--- EXERCISE PROMPT ---
Pull every line of the entries that has the word "Diametros".

--- Dataset listings of figures ---

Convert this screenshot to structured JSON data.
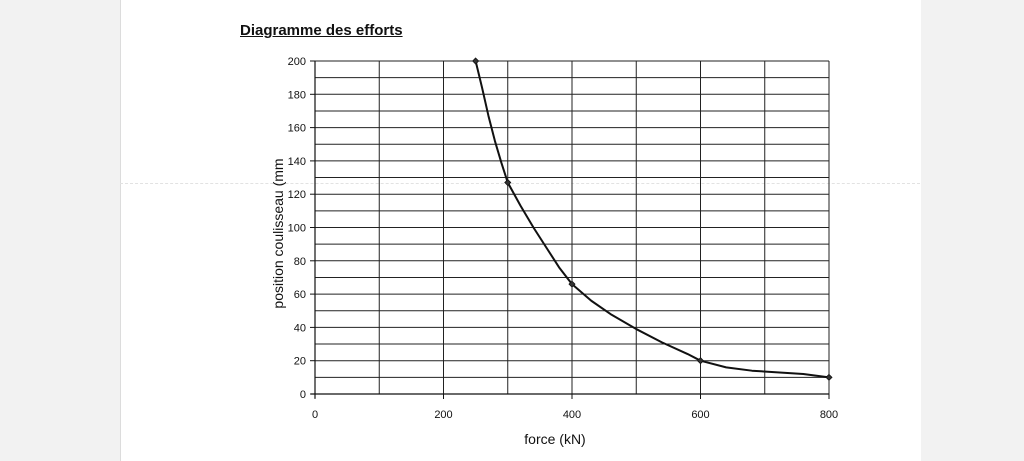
{
  "chart_data": {
    "type": "line",
    "title": "Diagramme des efforts",
    "xlabel": "force  (kN)",
    "ylabel": "position coulisseau (mm",
    "xlim": [
      0,
      800
    ],
    "ylim": [
      0,
      200
    ],
    "x_ticks": [
      0,
      200,
      400,
      600,
      800
    ],
    "y_ticks": [
      0,
      20,
      40,
      60,
      80,
      100,
      120,
      140,
      160,
      180,
      200
    ],
    "x_grid_step": 100,
    "y_grid_step": 10,
    "grid": true,
    "series": [
      {
        "x": [
          250,
          300,
          400,
          600,
          800
        ],
        "y": [
          200,
          127,
          66,
          20,
          10
        ],
        "curve_x": [
          250,
          260,
          270,
          280,
          290,
          300,
          320,
          340,
          360,
          380,
          400,
          430,
          460,
          500,
          540,
          580,
          600,
          640,
          680,
          720,
          760,
          800
        ],
        "curve_y": [
          200,
          184,
          167,
          152,
          139,
          127,
          113,
          100,
          88,
          76,
          66,
          56,
          48,
          39,
          31,
          24,
          20,
          16,
          14,
          13,
          12,
          10
        ],
        "color": "#111111"
      }
    ]
  }
}
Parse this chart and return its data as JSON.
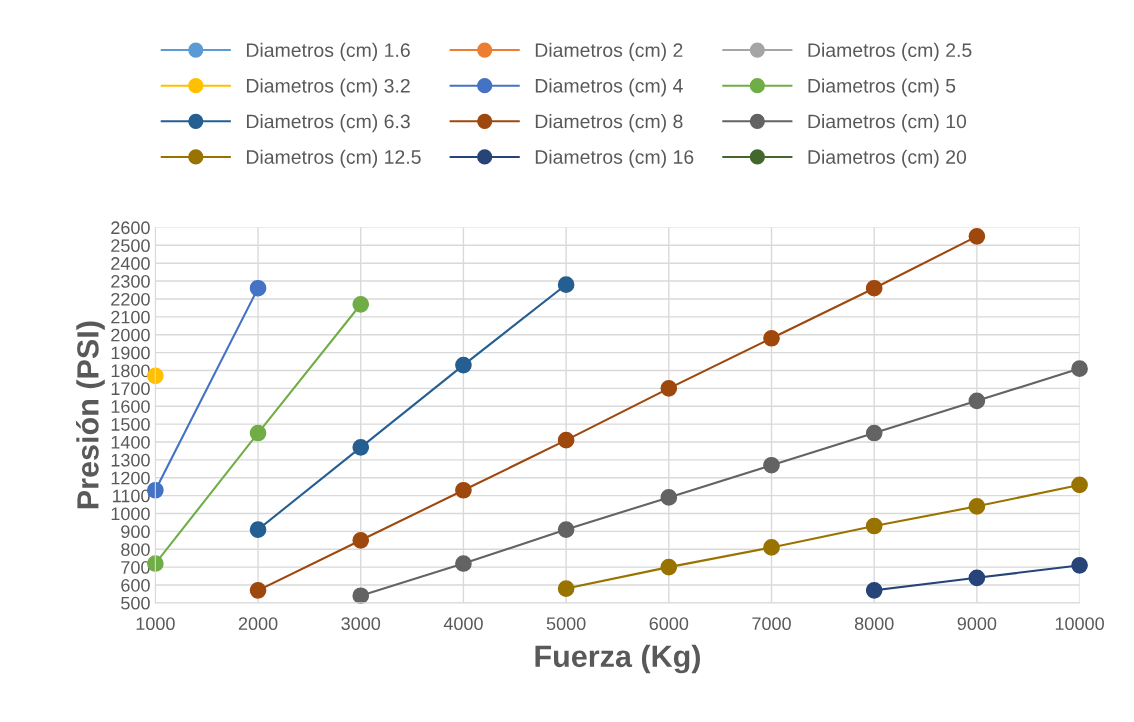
{
  "chart_data": {
    "type": "line",
    "xlabel": "Fuerza (Kg)",
    "ylabel": "Presión (PSI)",
    "x": [
      1000,
      2000,
      3000,
      4000,
      5000,
      6000,
      7000,
      8000,
      9000,
      10000
    ],
    "xlim": [
      1000,
      10000
    ],
    "xticks": [
      1000,
      2000,
      3000,
      4000,
      5000,
      6000,
      7000,
      8000,
      9000,
      10000
    ],
    "ylim": [
      500,
      2600
    ],
    "yticks": [
      500,
      600,
      700,
      800,
      900,
      1000,
      1100,
      1200,
      1300,
      1400,
      1500,
      1600,
      1700,
      1800,
      1900,
      2000,
      2100,
      2200,
      2300,
      2400,
      2500,
      2600
    ],
    "grid": true,
    "legend": "top",
    "marker": "circle",
    "line_style": "solid",
    "series": [
      {
        "name": "Diametros (cm) 1.6",
        "color": "#5b9bd5",
        "values": [
          null,
          null,
          null,
          null,
          null,
          null,
          null,
          null,
          null,
          null
        ]
      },
      {
        "name": "Diametros (cm) 2",
        "color": "#ed7d31",
        "values": [
          null,
          null,
          null,
          null,
          null,
          null,
          null,
          null,
          null,
          null
        ]
      },
      {
        "name": "Diametros (cm) 2.5",
        "color": "#a5a5a5",
        "values": [
          null,
          null,
          null,
          null,
          null,
          null,
          null,
          null,
          null,
          null
        ]
      },
      {
        "name": "Diametros (cm) 3.2",
        "color": "#ffc000",
        "values": [
          1770,
          null,
          null,
          null,
          null,
          null,
          null,
          null,
          null,
          null
        ]
      },
      {
        "name": "Diametros (cm) 4",
        "color": "#4472c4",
        "values": [
          1130,
          2260,
          null,
          null,
          null,
          null,
          null,
          null,
          null,
          null
        ]
      },
      {
        "name": "Diametros (cm) 5",
        "color": "#70ad47",
        "values": [
          720,
          1450,
          2170,
          null,
          null,
          null,
          null,
          null,
          null,
          null
        ]
      },
      {
        "name": "Diametros (cm) 6.3",
        "color": "#255e91",
        "values": [
          null,
          910,
          1370,
          1830,
          2280,
          null,
          null,
          null,
          null,
          null
        ]
      },
      {
        "name": "Diametros (cm) 8",
        "color": "#9e480e",
        "values": [
          null,
          570,
          850,
          1130,
          1410,
          1700,
          1980,
          2260,
          2550,
          null
        ]
      },
      {
        "name": "Diametros (cm) 10",
        "color": "#636363",
        "values": [
          null,
          null,
          540,
          720,
          910,
          1090,
          1270,
          1450,
          1630,
          1810
        ]
      },
      {
        "name": "Diametros (cm) 12.5",
        "color": "#997300",
        "values": [
          null,
          null,
          null,
          null,
          580,
          700,
          810,
          930,
          1040,
          1160
        ]
      },
      {
        "name": "Diametros (cm) 16",
        "color": "#264478",
        "values": [
          null,
          null,
          null,
          null,
          null,
          null,
          null,
          570,
          640,
          710
        ]
      },
      {
        "name": "Diametros (cm) 20",
        "color": "#43682b",
        "values": [
          null,
          null,
          null,
          null,
          null,
          null,
          null,
          null,
          null,
          null
        ]
      }
    ]
  }
}
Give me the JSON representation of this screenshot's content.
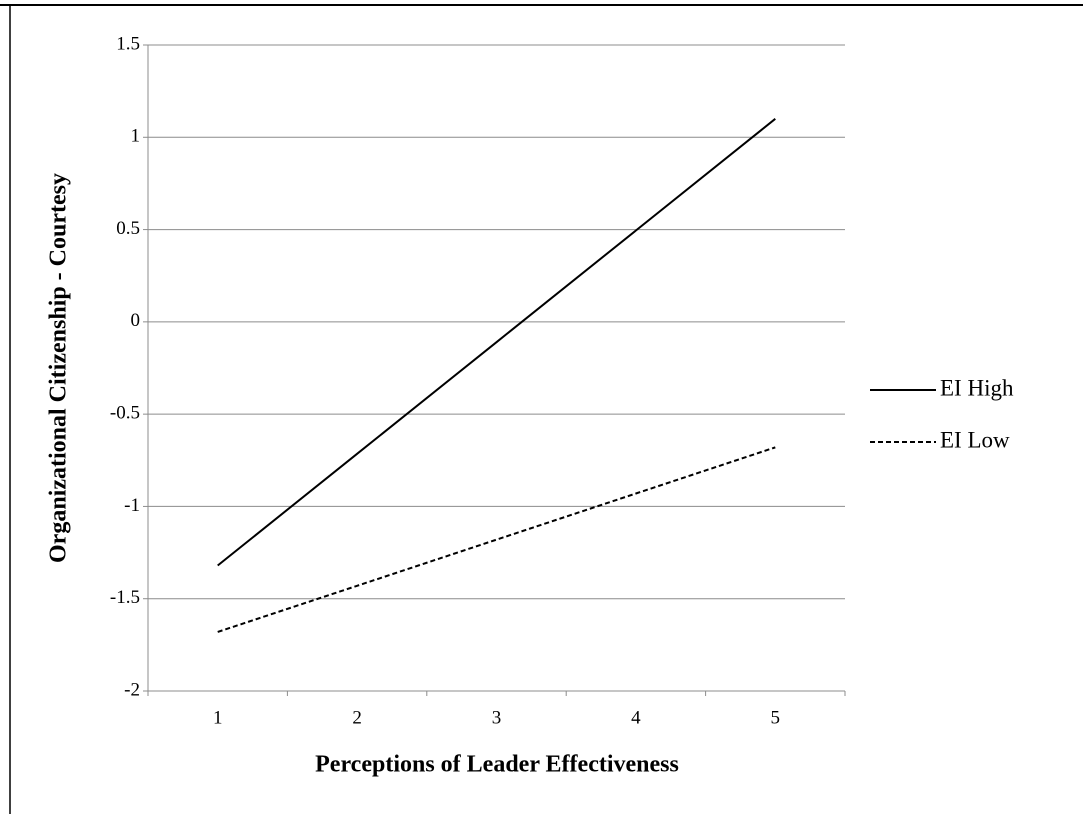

--- SOLVED PROBLEM ---
        "name": "Diametros (cm) 1.6",
        "name": "Diametros (cm) 2",
        "name": "Diametros (cm) 2.5",
        "name": "Diametros (cm) 3.2",
        "name": "Diametros (cm) 4",
        "name": "Diametros (cm) 5",
        "name": "Diametros (cm) 6.3",
        "name": "Diametros (cm) 8",
        "name": "Diametros (cm) 10",
        "name": "Diametros (cm) 12.5",
        "name": "Diametros (cm) 16",
        "name": "Diametros (cm) 20",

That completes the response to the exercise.